### What is expected
Print the lines of the material from the one containing "density-curve [464, 441, 526, 503]" through the one containing "diagonal-panel: slope [4, 4, 93, 90]", both included, without any change.
* Start Data records *
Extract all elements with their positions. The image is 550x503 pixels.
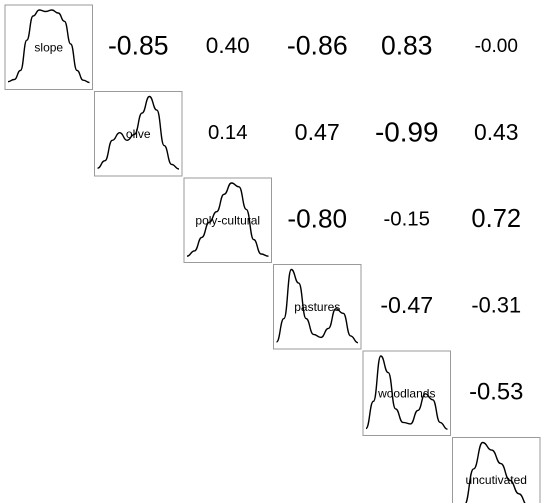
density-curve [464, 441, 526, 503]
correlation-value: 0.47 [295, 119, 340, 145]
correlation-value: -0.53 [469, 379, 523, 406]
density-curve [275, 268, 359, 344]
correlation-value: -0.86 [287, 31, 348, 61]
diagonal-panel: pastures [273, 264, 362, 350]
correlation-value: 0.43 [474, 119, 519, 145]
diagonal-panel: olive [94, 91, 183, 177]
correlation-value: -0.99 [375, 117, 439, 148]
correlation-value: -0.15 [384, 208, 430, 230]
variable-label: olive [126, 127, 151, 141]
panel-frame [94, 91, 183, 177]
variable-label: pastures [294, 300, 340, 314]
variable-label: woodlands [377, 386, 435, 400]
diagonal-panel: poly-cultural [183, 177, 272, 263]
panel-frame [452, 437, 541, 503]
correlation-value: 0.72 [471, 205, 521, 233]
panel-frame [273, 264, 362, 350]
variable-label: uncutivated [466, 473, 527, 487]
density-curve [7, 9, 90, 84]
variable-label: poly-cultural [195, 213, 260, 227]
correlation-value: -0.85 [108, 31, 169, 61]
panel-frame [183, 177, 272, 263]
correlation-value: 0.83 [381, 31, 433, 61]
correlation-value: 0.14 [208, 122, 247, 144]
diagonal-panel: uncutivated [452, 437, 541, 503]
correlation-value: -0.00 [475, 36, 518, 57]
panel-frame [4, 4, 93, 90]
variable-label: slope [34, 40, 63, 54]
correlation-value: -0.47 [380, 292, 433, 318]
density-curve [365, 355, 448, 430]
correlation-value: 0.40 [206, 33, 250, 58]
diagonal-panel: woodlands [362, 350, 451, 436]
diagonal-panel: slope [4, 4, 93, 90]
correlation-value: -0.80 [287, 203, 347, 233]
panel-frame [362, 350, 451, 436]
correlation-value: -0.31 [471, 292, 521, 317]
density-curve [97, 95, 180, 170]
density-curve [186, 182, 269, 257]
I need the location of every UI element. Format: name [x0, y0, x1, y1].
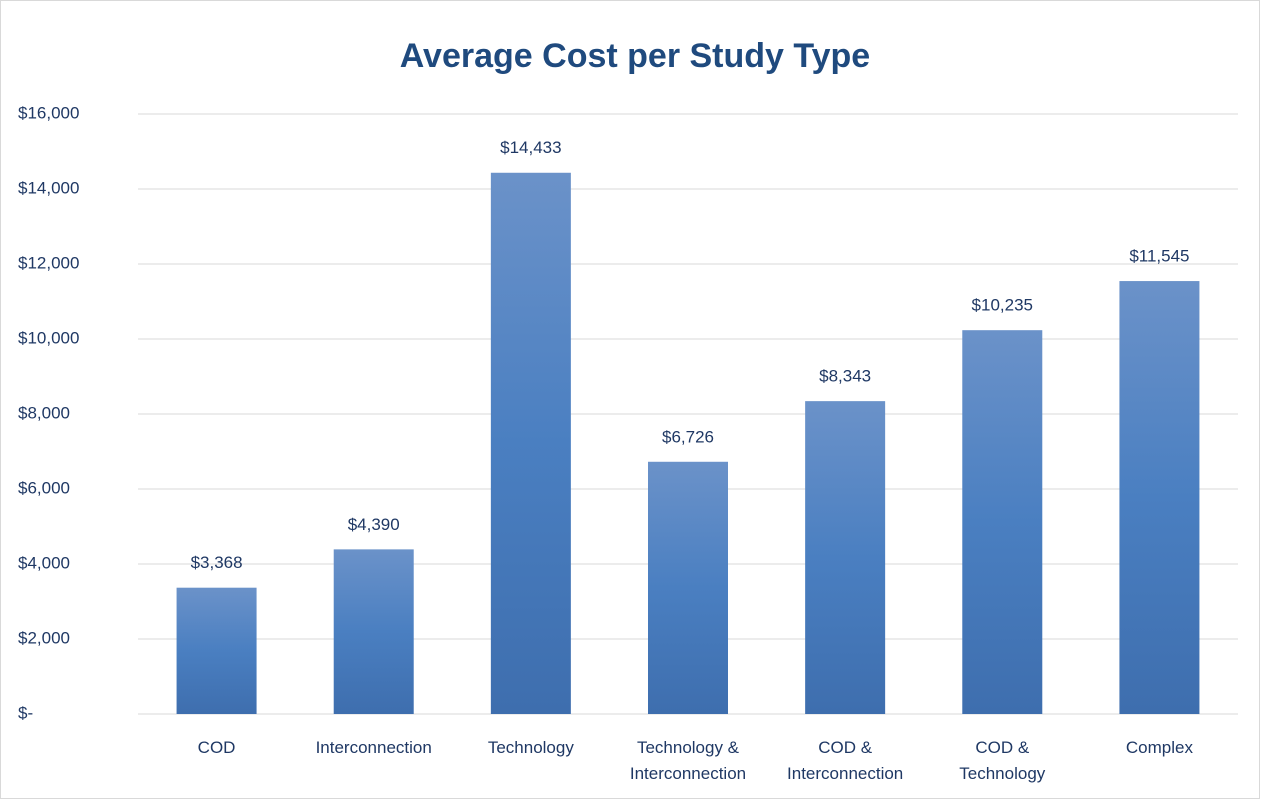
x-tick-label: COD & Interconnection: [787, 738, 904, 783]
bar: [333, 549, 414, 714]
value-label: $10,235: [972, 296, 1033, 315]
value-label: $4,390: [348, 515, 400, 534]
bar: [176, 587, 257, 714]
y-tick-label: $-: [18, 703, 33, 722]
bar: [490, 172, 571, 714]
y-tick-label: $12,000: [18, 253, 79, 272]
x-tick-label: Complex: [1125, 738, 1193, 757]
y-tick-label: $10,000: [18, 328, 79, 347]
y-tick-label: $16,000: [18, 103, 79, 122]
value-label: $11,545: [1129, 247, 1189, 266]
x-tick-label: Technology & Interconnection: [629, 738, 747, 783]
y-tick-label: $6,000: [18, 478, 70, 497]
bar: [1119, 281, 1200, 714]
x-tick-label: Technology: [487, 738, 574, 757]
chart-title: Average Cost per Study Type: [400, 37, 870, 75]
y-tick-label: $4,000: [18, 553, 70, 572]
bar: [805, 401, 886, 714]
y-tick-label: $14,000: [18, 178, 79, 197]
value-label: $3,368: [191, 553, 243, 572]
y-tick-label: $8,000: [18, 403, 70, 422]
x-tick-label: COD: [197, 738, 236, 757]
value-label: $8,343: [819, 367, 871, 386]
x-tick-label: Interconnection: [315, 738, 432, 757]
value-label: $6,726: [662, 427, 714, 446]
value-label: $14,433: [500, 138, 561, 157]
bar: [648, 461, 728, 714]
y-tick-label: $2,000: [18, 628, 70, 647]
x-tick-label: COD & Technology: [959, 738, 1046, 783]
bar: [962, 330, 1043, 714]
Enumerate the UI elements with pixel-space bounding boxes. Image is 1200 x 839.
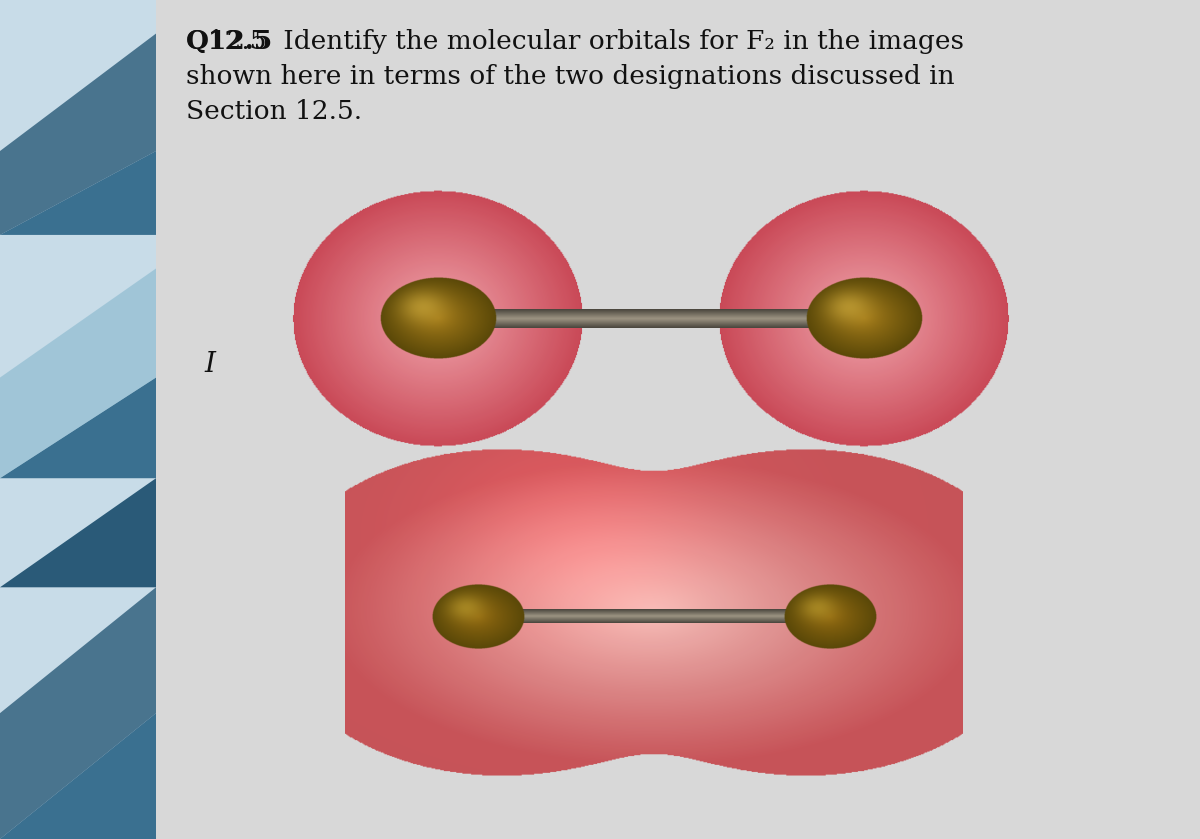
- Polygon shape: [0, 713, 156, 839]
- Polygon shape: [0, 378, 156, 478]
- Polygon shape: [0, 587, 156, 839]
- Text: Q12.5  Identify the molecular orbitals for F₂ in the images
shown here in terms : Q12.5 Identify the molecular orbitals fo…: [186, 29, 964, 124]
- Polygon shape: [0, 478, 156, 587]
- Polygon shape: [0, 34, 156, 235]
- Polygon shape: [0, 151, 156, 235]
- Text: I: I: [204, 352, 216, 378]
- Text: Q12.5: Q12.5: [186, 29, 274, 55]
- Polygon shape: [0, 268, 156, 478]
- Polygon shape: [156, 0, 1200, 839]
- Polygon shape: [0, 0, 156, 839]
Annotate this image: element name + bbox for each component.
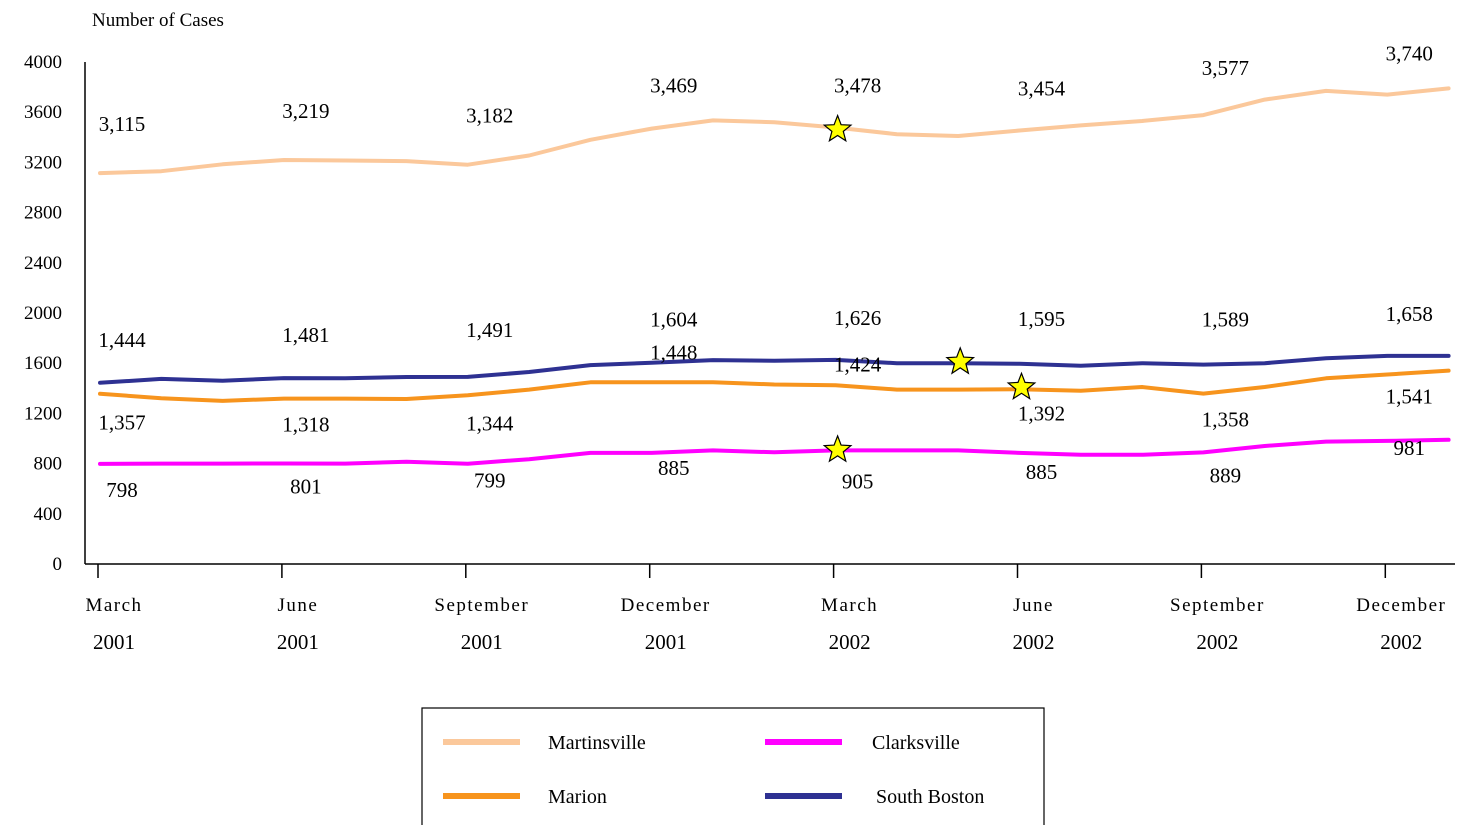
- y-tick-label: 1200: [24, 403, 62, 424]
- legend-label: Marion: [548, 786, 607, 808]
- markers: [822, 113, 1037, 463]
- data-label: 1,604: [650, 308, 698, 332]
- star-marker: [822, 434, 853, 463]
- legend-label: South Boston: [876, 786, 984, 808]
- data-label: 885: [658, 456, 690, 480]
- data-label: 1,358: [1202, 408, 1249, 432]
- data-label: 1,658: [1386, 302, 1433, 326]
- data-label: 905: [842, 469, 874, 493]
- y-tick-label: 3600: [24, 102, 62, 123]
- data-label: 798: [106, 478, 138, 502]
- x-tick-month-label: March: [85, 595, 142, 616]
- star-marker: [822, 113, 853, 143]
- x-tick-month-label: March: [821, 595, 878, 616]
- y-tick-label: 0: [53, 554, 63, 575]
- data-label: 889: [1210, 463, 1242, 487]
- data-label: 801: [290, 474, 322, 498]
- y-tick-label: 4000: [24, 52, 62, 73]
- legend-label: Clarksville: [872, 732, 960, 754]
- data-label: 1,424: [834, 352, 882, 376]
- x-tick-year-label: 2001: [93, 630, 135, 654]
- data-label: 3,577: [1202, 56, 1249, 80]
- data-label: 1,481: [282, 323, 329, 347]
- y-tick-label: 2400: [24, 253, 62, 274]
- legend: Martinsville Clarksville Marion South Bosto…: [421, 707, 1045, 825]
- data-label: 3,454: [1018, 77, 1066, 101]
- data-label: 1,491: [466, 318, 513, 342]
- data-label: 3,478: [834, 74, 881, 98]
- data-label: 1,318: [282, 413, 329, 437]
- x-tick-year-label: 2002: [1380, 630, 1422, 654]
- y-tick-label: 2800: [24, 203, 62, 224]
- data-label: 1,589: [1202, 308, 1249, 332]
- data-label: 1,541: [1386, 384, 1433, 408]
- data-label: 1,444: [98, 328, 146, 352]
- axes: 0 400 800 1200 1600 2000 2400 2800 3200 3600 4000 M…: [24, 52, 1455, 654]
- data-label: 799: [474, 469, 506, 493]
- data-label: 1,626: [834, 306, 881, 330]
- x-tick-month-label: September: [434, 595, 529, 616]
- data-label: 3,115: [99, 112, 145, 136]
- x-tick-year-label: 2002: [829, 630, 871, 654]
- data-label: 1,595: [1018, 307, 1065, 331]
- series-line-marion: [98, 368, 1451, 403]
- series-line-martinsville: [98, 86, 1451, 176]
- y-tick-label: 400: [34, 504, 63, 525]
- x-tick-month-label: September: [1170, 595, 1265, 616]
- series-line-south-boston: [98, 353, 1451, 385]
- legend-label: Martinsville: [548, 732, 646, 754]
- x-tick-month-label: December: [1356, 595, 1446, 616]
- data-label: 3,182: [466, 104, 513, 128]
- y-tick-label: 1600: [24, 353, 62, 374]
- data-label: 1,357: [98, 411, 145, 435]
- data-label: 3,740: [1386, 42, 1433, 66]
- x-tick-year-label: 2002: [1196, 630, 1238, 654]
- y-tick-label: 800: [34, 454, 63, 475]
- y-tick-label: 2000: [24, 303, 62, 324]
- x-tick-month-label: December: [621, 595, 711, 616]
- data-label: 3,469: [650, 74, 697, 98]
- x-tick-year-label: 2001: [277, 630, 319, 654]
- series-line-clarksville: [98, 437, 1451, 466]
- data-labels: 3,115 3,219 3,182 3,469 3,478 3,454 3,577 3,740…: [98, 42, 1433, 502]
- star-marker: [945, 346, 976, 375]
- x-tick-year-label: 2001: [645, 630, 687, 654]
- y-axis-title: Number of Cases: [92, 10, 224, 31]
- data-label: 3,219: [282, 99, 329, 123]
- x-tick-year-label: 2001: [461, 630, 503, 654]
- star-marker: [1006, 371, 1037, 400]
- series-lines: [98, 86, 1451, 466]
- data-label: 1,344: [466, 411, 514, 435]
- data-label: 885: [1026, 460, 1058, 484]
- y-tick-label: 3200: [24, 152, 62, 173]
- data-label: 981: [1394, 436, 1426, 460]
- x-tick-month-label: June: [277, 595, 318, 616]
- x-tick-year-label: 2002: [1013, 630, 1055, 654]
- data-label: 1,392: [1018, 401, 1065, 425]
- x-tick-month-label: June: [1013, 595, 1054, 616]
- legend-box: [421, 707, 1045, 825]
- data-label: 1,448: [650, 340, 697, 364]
* End Data records *
### Problem solution
density-curve [464, 441, 526, 503]
correlation-value: 0.47 [295, 119, 340, 145]
correlation-value: -0.53 [469, 379, 523, 406]
density-curve [275, 268, 359, 344]
correlation-value: -0.86 [287, 31, 348, 61]
diagonal-panel: pastures [273, 264, 362, 350]
correlation-value: 0.43 [474, 119, 519, 145]
diagonal-panel: olive [94, 91, 183, 177]
correlation-value: -0.99 [375, 117, 439, 148]
correlation-value: -0.15 [384, 208, 430, 230]
variable-label: olive [126, 127, 151, 141]
panel-frame [94, 91, 183, 177]
variable-label: pastures [294, 300, 340, 314]
variable-label: woodlands [377, 386, 435, 400]
diagonal-panel: poly-cultural [183, 177, 272, 263]
panel-frame [452, 437, 541, 503]
correlation-value: 0.72 [471, 205, 521, 233]
panel-frame [273, 264, 362, 350]
variable-label: uncutivated [466, 473, 527, 487]
density-curve [7, 9, 90, 84]
variable-label: poly-cultural [195, 213, 260, 227]
correlation-value: -0.85 [108, 31, 169, 61]
panel-frame [183, 177, 272, 263]
correlation-value: 0.83 [381, 31, 433, 61]
correlation-value: 0.14 [208, 122, 247, 144]
diagonal-panel: uncutivated [452, 437, 541, 503]
correlation-value: -0.00 [475, 36, 518, 57]
panel-frame [4, 4, 93, 90]
variable-label: slope [34, 40, 63, 54]
correlation-value: -0.47 [380, 292, 433, 318]
density-curve [365, 355, 448, 430]
correlation-value: 0.40 [206, 33, 250, 58]
diagonal-panel: woodlands [362, 350, 451, 436]
diagonal-panel: slope [4, 4, 93, 90]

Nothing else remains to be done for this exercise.